* Start *

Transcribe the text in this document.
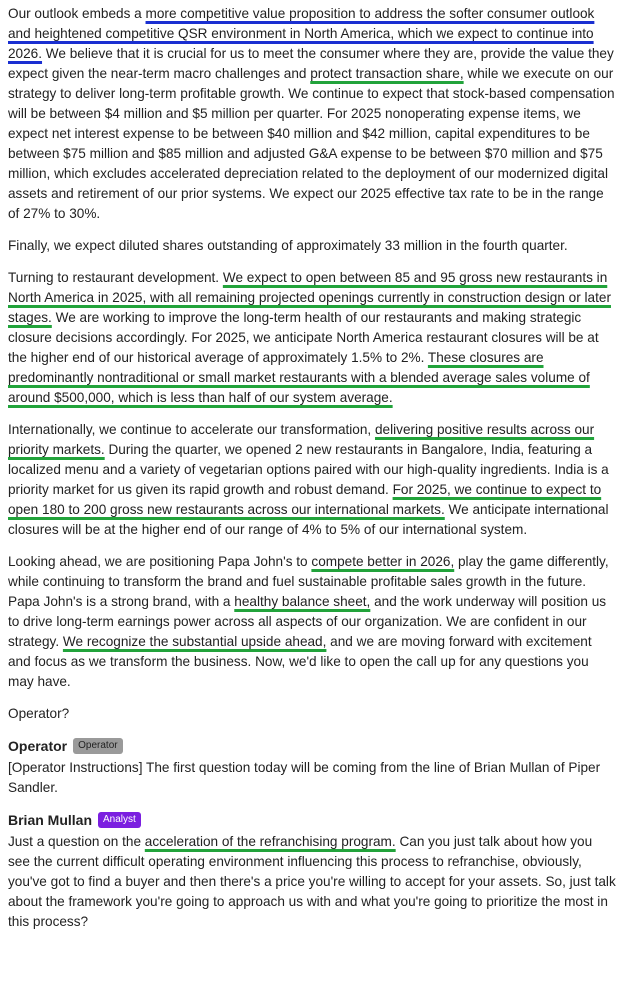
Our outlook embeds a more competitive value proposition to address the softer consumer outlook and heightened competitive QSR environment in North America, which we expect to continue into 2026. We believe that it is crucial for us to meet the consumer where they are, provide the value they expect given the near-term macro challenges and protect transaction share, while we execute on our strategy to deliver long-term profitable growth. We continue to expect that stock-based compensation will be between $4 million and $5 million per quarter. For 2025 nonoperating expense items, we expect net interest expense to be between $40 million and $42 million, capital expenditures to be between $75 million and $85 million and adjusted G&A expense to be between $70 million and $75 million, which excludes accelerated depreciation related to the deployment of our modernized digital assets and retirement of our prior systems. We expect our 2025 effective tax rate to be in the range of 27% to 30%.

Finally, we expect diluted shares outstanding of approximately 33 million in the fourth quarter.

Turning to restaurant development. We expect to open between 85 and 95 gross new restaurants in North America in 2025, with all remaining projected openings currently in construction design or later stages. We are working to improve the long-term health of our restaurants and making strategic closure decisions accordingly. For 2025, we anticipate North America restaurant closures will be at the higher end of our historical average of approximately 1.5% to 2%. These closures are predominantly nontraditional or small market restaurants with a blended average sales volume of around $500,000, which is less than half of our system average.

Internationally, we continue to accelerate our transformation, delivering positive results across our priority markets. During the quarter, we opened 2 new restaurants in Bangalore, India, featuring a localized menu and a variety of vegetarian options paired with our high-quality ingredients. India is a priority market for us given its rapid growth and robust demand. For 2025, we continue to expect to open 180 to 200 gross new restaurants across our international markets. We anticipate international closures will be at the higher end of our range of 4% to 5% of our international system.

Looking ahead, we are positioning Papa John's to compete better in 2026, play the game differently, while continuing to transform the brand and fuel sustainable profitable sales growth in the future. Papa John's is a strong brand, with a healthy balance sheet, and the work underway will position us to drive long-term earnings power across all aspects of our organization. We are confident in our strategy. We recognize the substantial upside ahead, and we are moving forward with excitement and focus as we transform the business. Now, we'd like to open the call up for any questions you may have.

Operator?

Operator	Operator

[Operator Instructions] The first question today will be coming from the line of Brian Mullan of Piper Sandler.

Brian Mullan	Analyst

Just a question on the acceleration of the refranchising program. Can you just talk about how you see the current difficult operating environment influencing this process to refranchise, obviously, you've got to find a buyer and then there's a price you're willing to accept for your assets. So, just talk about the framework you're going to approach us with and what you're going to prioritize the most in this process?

* End *
* Start *

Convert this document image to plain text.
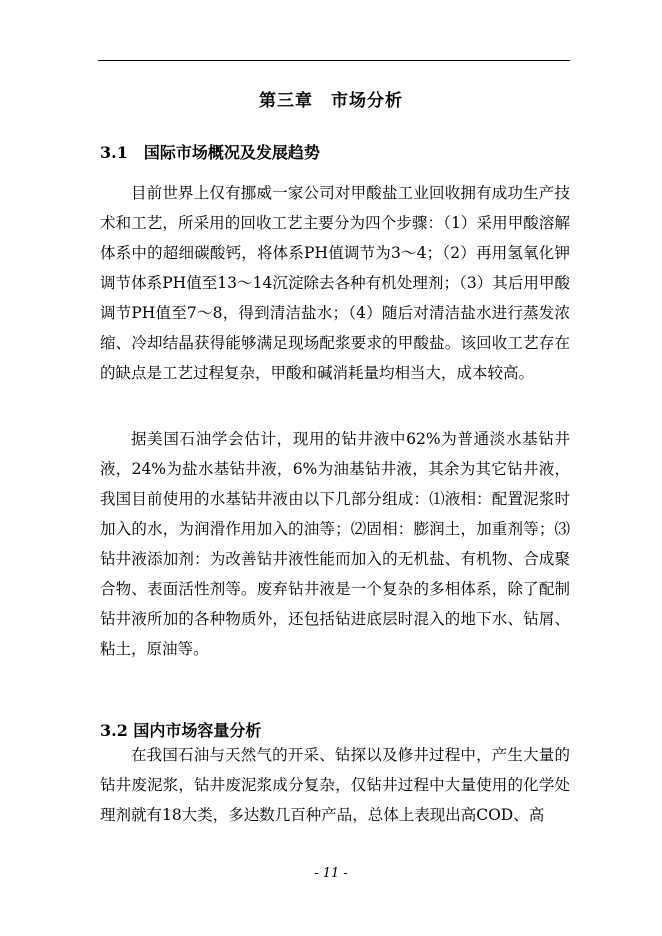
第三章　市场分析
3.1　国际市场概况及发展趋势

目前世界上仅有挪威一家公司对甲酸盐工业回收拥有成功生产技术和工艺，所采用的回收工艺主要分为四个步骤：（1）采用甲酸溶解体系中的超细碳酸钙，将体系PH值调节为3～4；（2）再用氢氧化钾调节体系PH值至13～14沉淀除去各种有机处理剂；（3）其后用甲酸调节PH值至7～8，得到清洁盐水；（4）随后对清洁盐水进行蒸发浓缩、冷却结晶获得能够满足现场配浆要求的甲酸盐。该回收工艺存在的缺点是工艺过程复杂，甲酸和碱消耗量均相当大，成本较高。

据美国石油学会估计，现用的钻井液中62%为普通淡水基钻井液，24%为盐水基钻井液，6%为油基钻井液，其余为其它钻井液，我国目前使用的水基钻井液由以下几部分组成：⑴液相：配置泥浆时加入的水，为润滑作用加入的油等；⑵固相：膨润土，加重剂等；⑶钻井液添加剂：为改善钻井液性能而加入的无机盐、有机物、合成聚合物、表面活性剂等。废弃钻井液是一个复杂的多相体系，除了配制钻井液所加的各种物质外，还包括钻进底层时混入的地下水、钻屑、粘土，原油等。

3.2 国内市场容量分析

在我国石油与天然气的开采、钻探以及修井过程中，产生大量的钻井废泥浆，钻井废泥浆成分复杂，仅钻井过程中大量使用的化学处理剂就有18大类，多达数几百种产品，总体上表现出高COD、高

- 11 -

* End *

THE EXERCISE: In the records above, how many lines hold the string "document"? Reply with only the number.

SOLUTION FOR THIS PROBLEM: 2